**PROBLEM STATEMENT:** Report the count of lines holding "Teams" in the records, with no other words.

**PROVIDED DATA:**
★ ★ ★ ★ ★ ★ ★

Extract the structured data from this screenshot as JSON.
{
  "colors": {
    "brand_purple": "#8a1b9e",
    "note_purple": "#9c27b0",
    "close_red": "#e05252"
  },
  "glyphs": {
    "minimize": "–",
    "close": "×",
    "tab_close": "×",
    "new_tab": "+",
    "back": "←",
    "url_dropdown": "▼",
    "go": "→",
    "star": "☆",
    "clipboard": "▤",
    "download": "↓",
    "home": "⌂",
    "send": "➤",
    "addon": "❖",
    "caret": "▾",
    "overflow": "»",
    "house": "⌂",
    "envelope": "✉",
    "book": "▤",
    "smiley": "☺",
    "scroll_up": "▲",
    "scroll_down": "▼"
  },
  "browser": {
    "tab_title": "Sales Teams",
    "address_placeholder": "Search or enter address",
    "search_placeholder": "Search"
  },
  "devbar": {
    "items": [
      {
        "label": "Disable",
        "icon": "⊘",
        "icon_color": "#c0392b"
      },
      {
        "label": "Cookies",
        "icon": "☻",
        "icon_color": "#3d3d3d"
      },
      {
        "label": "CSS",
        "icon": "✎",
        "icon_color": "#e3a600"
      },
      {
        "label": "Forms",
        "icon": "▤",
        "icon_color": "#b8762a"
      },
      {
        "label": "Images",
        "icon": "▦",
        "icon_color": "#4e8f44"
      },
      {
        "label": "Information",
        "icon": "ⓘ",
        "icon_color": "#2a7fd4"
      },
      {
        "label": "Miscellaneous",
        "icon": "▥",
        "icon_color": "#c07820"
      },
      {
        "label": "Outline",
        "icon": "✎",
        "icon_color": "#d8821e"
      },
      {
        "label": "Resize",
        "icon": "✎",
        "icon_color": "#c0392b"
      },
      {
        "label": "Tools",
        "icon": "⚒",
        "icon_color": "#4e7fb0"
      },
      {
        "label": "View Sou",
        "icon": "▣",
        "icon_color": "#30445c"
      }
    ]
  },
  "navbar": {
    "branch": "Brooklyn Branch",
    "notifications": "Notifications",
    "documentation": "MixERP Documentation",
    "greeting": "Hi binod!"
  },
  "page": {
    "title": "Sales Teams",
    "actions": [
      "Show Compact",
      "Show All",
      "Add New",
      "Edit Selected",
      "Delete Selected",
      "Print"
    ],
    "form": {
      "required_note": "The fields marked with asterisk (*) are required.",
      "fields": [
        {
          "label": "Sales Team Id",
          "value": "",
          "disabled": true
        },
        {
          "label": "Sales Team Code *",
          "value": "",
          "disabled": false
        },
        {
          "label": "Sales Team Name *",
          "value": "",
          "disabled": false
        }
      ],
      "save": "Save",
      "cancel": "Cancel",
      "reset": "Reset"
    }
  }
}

★ ★ ★ ★ ★ ★ ★

**WRITTEN SOLUTION:** 2